Quote each line of the material verbatim, without the pictures.
---*---
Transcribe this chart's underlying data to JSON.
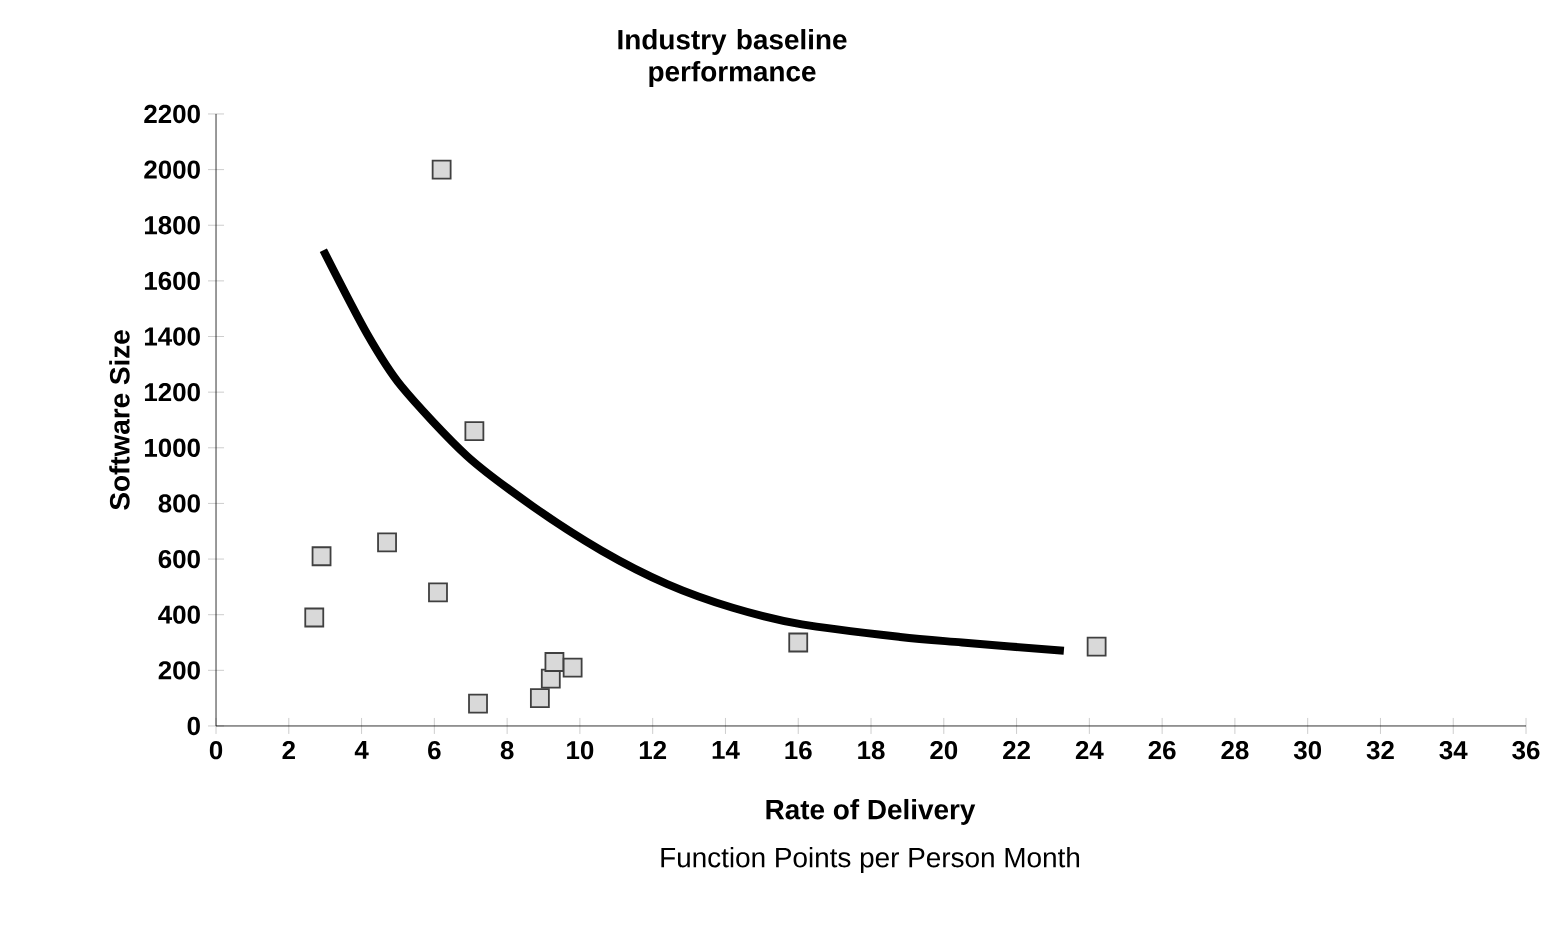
{
  "chart_data": {
    "type": "scatter",
    "title": "Industry baseline performance",
    "xlabel": "Rate of Delivery",
    "ylabel": "Software Size",
    "annotations": [
      "Function Points per Person Month"
    ],
    "xlim": [
      0,
      36
    ],
    "xticks": [
      0,
      2,
      4,
      6,
      8,
      10,
      12,
      14,
      16,
      18,
      20,
      22,
      24,
      26,
      28,
      30,
      32,
      34,
      36
    ],
    "ylim": [
      0,
      2200
    ],
    "yticks": [
      0,
      200,
      400,
      600,
      800,
      1000,
      1200,
      1400,
      1600,
      1800,
      2000,
      2200
    ],
    "grid": false,
    "series": [
      {
        "type": "scatter",
        "color": "#d9d9d9",
        "marker": "square",
        "x": [
          6.2,
          7.1,
          2.9,
          2.7,
          4.7,
          6.1,
          7.2,
          8.9,
          9.2,
          9.3,
          9.8,
          16.0,
          24.2
        ],
        "values": [
          2000,
          1060,
          610,
          390,
          660,
          480,
          80,
          100,
          170,
          230,
          210,
          300,
          285
        ]
      },
      {
        "type": "line",
        "color": "#000000",
        "marker": "none",
        "line_style": "solid",
        "x": [
          2.95,
          4.15,
          5.1,
          6.9,
          8.7,
          10.6,
          12.4,
          14.2,
          16.1,
          18.8,
          20.5,
          23.3
        ],
        "values": [
          1710,
          1410,
          1220,
          970,
          790,
          630,
          510,
          425,
          365,
          320,
          300,
          270
        ]
      }
    ]
  }
}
---*---
# THE ANSWER
Transcribe this chart's underlying data to JSON.
{
  "chart_data": {
    "type": "scatter",
    "title": "Industry baseline performance",
    "xlabel": "Rate of Delivery",
    "ylabel": "Software Size",
    "annotations": [
      "Function Points per Person Month"
    ],
    "xlim": [
      0,
      36
    ],
    "xticks": [
      0,
      2,
      4,
      6,
      8,
      10,
      12,
      14,
      16,
      18,
      20,
      22,
      24,
      26,
      28,
      30,
      32,
      34,
      36
    ],
    "ylim": [
      0,
      2200
    ],
    "yticks": [
      0,
      200,
      400,
      600,
      800,
      1000,
      1200,
      1400,
      1600,
      1800,
      2000,
      2200
    ],
    "grid": false,
    "series": [
      {
        "type": "scatter",
        "color": "#d9d9d9",
        "marker": "square",
        "x": [
          6.2,
          7.1,
          2.9,
          2.7,
          4.7,
          6.1,
          7.2,
          8.9,
          9.2,
          9.3,
          9.8,
          16.0,
          24.2
        ],
        "values": [
          2000,
          1060,
          610,
          390,
          660,
          480,
          80,
          100,
          170,
          230,
          210,
          300,
          285
        ]
      },
      {
        "type": "line",
        "color": "#000000",
        "marker": "none",
        "line_style": "solid",
        "x": [
          2.95,
          4.15,
          5.1,
          6.9,
          8.7,
          10.6,
          12.4,
          14.2,
          16.1,
          18.8,
          20.5,
          23.3
        ],
        "values": [
          1710,
          1410,
          1220,
          970,
          790,
          630,
          510,
          425,
          365,
          320,
          300,
          270
        ]
      }
    ]
  }
}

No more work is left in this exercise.